**What needs to be done**. Each line of the material below should be reproduced exactly.

**Records to use**.
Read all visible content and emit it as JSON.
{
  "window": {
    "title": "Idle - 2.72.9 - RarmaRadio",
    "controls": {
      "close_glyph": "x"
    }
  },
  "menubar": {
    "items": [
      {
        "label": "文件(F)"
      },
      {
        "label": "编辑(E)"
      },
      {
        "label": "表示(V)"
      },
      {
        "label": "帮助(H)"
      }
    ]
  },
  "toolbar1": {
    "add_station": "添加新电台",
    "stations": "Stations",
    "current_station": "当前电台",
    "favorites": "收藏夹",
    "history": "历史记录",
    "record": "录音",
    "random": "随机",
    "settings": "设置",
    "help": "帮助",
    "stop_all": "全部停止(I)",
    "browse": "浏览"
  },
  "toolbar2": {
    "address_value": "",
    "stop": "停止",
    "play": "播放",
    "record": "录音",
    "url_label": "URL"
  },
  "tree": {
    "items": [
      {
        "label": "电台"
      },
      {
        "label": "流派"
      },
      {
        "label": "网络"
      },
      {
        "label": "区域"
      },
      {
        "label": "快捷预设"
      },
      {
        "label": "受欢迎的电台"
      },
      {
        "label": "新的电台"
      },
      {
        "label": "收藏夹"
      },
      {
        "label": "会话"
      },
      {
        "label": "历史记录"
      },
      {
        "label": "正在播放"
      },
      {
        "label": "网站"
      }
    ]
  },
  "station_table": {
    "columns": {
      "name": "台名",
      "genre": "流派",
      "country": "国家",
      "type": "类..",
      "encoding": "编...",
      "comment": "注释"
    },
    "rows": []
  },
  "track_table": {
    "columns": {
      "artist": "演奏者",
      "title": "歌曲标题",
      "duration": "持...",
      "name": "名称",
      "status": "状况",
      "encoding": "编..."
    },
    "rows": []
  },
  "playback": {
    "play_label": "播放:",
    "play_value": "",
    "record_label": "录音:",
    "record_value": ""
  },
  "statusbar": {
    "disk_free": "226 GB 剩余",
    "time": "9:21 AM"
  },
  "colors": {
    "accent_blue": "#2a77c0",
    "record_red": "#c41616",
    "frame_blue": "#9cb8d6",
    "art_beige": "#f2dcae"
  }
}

**Task solution**.
Read all visible content and emit it as JSON.
{
  "window": {
    "title": "Idle - 2.72.9 - RarmaRadio",
    "controls": {
      "close_glyph": "x"
    }
  },
  "menubar": {
    "items": [
      {
        "label": "文件(F)"
      },
      {
        "label": "编辑(E)"
      },
      {
        "label": "表示(V)"
      },
      {
        "label": "帮助(H)"
      }
    ]
  },
  "toolbar1": {
    "add_station": "添加新电台",
    "stations": "Stations",
    "current_station": "当前电台",
    "favorites": "收藏夹",
    "history": "历史记录",
    "record": "录音",
    "random": "随机",
    "settings": "设置",
    "help": "帮助",
    "stop_all": "全部停止(I)",
    "browse": "浏览"
  },
  "toolbar2": {
    "address_value": "",
    "stop": "停止",
    "play": "播放",
    "record": "录音",
    "url_label": "URL"
  },
  "tree": {
    "items": [
      {
        "label": "电台"
      },
      {
        "label": "流派"
      },
      {
        "label": "网络"
      },
      {
        "label": "区域"
      },
      {
        "label": "快捷预设"
      },
      {
        "label": "受欢迎的电台"
      },
      {
        "label": "新的电台"
      },
      {
        "label": "收藏夹"
      },
      {
        "label": "会话"
      },
      {
        "label": "历史记录"
      },
      {
        "label": "正在播放"
      },
      {
        "label": "网站"
      }
    ]
  },
  "station_table": {
    "columns": {
      "name": "台名",
      "genre": "流派",
      "country": "国家",
      "type": "类..",
      "encoding": "编...",
      "comment": "注释"
    },
    "rows": []
  },
  "track_table": {
    "columns": {
      "artist": "演奏者",
      "title": "歌曲标题",
      "duration": "持...",
      "name": "名称",
      "status": "状况",
      "encoding": "编..."
    },
    "rows": []
  },
  "playback": {
    "play_label": "播放:",
    "play_value": "",
    "record_label": "录音:",
    "record_value": ""
  },
  "statusbar": {
    "disk_free": "226 GB 剩余",
    "time": "9:21 AM"
  },
  "colors": {
    "accent_blue": "#2a77c0",
    "record_red": "#c41616",
    "frame_blue": "#9cb8d6",
    "art_beige": "#f2dcae"
  }
}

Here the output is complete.